Written request:
Would you transcribe the whole listing exactly, minus its pictures?

Excerpted records:
============

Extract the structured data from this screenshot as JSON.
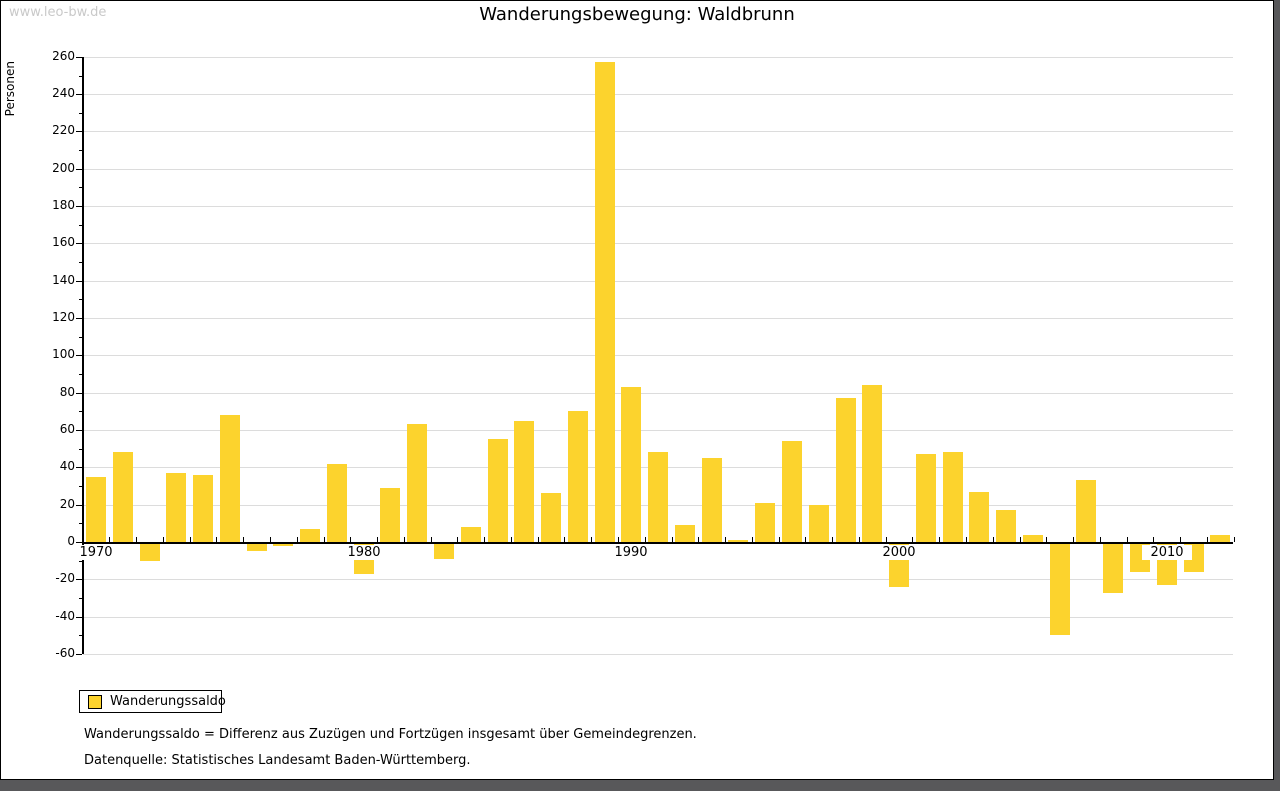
{
  "watermark": "www.leo-bw.de",
  "title": "Wanderungsbewegung: Waldbrunn",
  "y_axis_label": "Personen",
  "legend": {
    "label": "Wanderungssaldo",
    "swatch_color": "#fcd32d"
  },
  "footnotes": [
    "Wanderungssaldo = Differenz aus Zuzügen und Fortzügen insgesamt über Gemeindegrenzen.",
    "Datenquelle: Statistisches Landesamt Baden-Württemberg."
  ],
  "colors": {
    "bar": "#fcd32d",
    "gridline": "#dcdcdc",
    "axis": "#000000",
    "watermark": "#c9c9c9",
    "frame_shadow": "#58585a",
    "background": "#ffffff"
  },
  "chart_data": {
    "type": "bar",
    "title": "Wanderungsbewegung: Waldbrunn",
    "xlabel": "",
    "ylabel": "Personen",
    "ylim": [
      -60,
      260
    ],
    "ytick_step": 20,
    "ytick_minor_step": 10,
    "grid": true,
    "legend_position": "bottom-left",
    "xtick_labels": [
      "1970",
      "1980",
      "1990",
      "2000",
      "2010"
    ],
    "categories": [
      1970,
      1971,
      1972,
      1973,
      1974,
      1975,
      1976,
      1977,
      1978,
      1979,
      1980,
      1981,
      1982,
      1983,
      1984,
      1985,
      1986,
      1987,
      1988,
      1989,
      1990,
      1991,
      1992,
      1993,
      1994,
      1995,
      1996,
      1997,
      1998,
      1999,
      2000,
      2001,
      2002,
      2003,
      2004,
      2005,
      2006,
      2007,
      2008,
      2009,
      2010,
      2011,
      2012
    ],
    "series": [
      {
        "name": "Wanderungssaldo",
        "values": [
          35,
          48,
          -9,
          37,
          36,
          68,
          -4,
          -1,
          7,
          42,
          -16,
          29,
          63,
          -8,
          8,
          55,
          65,
          26,
          70,
          257,
          83,
          48,
          9,
          45,
          1,
          21,
          54,
          20,
          77,
          84,
          -23,
          47,
          48,
          27,
          17,
          4,
          -49,
          33,
          -26,
          -15,
          -22,
          -15,
          4
        ]
      }
    ]
  }
}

============

Solution for this task:
Extract the structured data from this screenshot as JSON.
{
  "watermark": "www.leo-bw.de",
  "title": "Wanderungsbewegung: Waldbrunn",
  "y_axis_label": "Personen",
  "legend": {
    "label": "Wanderungssaldo",
    "swatch_color": "#fcd32d"
  },
  "footnotes": [
    "Wanderungssaldo = Differenz aus Zuzügen und Fortzügen insgesamt über Gemeindegrenzen.",
    "Datenquelle: Statistisches Landesamt Baden-Württemberg."
  ],
  "colors": {
    "bar": "#fcd32d",
    "gridline": "#dcdcdc",
    "axis": "#000000",
    "watermark": "#c9c9c9",
    "frame_shadow": "#58585a",
    "background": "#ffffff"
  },
  "chart_data": {
    "type": "bar",
    "title": "Wanderungsbewegung: Waldbrunn",
    "xlabel": "",
    "ylabel": "Personen",
    "ylim": [
      -60,
      260
    ],
    "ytick_step": 20,
    "ytick_minor_step": 10,
    "grid": true,
    "legend_position": "bottom-left",
    "xtick_labels": [
      "1970",
      "1980",
      "1990",
      "2000",
      "2010"
    ],
    "categories": [
      1970,
      1971,
      1972,
      1973,
      1974,
      1975,
      1976,
      1977,
      1978,
      1979,
      1980,
      1981,
      1982,
      1983,
      1984,
      1985,
      1986,
      1987,
      1988,
      1989,
      1990,
      1991,
      1992,
      1993,
      1994,
      1995,
      1996,
      1997,
      1998,
      1999,
      2000,
      2001,
      2002,
      2003,
      2004,
      2005,
      2006,
      2007,
      2008,
      2009,
      2010,
      2011,
      2012
    ],
    "series": [
      {
        "name": "Wanderungssaldo",
        "values": [
          35,
          48,
          -9,
          37,
          36,
          68,
          -4,
          -1,
          7,
          42,
          -16,
          29,
          63,
          -8,
          8,
          55,
          65,
          26,
          70,
          257,
          83,
          48,
          9,
          45,
          1,
          21,
          54,
          20,
          77,
          84,
          -23,
          47,
          48,
          27,
          17,
          4,
          -49,
          33,
          -26,
          -15,
          -22,
          -15,
          4
        ]
      }
    ]
  }
}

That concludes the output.